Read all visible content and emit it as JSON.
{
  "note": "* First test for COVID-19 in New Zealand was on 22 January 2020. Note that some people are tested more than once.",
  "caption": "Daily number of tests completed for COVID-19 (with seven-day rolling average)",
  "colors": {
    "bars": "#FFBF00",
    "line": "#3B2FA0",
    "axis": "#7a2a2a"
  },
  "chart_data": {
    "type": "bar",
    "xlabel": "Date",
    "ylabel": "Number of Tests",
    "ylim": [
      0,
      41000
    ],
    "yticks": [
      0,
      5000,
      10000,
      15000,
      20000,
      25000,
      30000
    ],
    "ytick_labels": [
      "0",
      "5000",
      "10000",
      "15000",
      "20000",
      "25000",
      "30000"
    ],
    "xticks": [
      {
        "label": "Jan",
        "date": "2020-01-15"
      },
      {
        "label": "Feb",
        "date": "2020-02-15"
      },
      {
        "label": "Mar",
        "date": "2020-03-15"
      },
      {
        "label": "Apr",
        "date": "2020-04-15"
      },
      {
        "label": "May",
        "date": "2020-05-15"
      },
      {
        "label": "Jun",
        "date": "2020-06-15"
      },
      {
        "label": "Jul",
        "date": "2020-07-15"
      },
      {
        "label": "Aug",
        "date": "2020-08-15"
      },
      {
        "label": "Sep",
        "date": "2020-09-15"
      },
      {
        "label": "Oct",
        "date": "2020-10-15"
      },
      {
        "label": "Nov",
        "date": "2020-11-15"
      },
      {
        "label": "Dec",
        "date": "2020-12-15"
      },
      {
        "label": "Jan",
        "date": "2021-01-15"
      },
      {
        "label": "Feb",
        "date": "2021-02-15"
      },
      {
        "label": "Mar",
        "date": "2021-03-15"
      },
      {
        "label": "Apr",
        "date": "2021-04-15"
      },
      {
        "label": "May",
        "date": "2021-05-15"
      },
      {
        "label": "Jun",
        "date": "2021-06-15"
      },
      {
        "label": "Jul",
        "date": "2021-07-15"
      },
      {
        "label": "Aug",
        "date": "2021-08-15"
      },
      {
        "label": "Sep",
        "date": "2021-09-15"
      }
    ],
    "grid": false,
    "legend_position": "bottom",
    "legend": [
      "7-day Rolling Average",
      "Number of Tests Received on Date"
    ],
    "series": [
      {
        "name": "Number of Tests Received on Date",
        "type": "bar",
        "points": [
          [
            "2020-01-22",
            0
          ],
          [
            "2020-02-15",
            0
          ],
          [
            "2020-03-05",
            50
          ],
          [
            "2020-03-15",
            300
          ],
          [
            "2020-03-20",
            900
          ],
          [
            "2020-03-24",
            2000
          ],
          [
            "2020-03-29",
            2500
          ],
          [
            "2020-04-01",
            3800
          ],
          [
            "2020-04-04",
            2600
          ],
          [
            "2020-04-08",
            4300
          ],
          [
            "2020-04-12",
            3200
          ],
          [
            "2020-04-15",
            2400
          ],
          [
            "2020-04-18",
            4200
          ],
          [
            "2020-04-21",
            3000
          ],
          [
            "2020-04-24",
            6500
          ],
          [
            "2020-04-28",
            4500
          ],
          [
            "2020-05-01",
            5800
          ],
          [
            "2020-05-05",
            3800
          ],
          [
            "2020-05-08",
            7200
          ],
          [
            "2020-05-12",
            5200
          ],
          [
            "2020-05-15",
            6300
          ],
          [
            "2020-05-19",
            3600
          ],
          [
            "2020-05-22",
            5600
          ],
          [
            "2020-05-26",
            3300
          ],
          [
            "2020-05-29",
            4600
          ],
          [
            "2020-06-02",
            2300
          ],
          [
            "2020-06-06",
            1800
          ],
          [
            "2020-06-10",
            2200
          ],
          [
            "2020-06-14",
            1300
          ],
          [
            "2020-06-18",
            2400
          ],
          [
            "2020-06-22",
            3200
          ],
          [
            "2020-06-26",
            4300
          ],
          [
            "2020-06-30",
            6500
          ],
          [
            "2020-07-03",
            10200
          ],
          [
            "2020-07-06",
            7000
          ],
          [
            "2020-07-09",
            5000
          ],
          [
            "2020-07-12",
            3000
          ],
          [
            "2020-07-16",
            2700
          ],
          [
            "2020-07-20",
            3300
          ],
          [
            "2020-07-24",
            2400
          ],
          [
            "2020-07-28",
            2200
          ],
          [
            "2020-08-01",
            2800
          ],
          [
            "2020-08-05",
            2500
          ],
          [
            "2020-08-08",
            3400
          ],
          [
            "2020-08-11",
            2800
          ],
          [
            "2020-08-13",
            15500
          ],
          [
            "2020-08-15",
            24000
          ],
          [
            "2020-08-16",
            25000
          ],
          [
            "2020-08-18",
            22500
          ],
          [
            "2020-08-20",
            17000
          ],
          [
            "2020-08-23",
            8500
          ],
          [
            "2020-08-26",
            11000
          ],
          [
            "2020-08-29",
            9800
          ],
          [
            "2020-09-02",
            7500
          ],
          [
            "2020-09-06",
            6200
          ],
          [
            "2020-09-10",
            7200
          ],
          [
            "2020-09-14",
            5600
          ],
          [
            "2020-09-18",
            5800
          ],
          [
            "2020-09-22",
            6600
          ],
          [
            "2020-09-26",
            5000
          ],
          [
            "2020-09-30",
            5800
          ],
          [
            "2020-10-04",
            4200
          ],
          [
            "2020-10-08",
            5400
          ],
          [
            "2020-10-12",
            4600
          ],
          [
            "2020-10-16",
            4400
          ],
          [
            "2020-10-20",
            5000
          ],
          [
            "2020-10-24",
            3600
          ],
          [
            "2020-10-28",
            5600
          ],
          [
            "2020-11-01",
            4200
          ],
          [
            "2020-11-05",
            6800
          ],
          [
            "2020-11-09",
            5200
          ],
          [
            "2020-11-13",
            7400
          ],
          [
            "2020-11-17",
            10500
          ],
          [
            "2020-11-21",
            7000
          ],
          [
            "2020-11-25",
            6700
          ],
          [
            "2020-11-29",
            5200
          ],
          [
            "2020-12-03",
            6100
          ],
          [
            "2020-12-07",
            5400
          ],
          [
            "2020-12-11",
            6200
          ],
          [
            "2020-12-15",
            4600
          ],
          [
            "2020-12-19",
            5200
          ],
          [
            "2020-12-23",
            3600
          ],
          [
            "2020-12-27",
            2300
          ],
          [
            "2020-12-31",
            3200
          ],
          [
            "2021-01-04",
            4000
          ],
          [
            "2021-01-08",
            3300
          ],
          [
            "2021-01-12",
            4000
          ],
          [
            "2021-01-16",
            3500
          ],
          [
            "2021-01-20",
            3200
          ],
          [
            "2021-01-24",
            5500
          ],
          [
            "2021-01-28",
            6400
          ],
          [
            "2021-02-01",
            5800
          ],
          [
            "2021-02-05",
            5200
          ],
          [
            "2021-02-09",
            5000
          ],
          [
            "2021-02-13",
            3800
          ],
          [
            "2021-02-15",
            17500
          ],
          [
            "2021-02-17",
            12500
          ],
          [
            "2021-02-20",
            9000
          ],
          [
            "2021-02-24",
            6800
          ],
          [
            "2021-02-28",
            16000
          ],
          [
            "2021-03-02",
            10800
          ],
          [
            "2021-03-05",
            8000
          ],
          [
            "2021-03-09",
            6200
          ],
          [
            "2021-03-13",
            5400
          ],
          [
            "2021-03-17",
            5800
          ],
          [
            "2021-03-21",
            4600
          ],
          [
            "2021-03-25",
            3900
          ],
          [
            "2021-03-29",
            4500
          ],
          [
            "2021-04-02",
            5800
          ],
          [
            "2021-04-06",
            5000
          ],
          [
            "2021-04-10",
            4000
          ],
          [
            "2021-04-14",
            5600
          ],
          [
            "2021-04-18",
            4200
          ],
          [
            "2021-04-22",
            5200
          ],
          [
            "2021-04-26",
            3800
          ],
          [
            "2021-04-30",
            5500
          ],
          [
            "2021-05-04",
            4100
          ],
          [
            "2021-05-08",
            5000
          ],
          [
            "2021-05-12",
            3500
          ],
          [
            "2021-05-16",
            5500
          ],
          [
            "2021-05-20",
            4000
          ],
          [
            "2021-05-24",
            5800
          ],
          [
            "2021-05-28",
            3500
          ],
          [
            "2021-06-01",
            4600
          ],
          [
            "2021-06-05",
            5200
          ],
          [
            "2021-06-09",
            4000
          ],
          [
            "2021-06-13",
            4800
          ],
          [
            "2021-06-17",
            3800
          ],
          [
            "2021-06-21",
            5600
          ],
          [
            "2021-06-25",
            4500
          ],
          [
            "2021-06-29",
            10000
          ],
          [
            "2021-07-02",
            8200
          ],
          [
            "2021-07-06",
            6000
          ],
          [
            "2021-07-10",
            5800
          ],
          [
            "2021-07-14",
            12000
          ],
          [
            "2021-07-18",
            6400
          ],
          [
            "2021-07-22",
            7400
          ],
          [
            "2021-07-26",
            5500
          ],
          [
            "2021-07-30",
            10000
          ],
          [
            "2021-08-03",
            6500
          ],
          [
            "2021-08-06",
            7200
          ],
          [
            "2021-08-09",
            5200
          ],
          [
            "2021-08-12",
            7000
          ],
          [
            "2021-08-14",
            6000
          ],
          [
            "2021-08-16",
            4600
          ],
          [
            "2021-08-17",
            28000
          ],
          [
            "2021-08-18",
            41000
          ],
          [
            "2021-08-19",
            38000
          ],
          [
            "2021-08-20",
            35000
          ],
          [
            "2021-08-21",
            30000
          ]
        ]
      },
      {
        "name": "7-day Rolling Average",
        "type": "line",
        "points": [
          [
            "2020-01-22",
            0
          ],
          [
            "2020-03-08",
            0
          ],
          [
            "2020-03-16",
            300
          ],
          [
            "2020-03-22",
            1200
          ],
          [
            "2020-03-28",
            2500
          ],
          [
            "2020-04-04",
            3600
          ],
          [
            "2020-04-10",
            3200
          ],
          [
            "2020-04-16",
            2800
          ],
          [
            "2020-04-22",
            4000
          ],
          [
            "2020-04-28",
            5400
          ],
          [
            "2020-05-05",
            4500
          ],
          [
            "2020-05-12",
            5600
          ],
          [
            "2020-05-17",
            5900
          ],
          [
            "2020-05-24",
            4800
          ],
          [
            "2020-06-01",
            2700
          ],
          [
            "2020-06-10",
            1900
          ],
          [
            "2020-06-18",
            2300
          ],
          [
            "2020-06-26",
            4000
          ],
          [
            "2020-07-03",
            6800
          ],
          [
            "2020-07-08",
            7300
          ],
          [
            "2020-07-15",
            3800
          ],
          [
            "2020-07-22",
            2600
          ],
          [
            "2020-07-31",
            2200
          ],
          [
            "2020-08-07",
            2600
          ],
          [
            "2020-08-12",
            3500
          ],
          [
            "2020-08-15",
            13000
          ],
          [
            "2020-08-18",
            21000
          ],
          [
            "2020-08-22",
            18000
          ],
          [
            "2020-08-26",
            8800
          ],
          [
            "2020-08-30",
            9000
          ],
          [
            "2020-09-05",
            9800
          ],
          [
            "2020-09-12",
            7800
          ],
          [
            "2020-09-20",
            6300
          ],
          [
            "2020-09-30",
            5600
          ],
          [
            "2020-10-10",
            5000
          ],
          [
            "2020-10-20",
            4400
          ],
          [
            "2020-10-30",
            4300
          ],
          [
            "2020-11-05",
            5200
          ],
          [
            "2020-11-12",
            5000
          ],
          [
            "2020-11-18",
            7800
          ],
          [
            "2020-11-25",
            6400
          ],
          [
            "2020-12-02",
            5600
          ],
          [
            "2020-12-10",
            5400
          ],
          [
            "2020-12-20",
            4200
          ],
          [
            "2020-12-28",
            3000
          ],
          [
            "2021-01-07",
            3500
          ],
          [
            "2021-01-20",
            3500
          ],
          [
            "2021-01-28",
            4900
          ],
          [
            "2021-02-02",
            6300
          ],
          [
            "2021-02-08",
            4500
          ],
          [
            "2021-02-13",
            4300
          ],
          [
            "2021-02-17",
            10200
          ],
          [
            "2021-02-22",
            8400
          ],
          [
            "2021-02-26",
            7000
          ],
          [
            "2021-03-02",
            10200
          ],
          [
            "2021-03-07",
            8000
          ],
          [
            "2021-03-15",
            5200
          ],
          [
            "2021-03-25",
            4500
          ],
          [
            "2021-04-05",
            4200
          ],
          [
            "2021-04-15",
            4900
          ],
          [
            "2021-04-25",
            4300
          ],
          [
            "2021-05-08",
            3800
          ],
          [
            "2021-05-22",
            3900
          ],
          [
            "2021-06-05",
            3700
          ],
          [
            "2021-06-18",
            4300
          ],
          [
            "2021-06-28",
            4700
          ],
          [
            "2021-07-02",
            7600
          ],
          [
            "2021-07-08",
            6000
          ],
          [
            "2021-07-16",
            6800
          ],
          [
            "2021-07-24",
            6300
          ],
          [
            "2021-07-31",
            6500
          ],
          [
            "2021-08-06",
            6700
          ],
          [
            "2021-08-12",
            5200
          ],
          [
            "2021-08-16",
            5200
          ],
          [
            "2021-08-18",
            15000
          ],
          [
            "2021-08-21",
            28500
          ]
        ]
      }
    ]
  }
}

## Stated exercise
Examine the listing and say how many of its lines contain the string "COVID". Give the number alone.

## Answer
2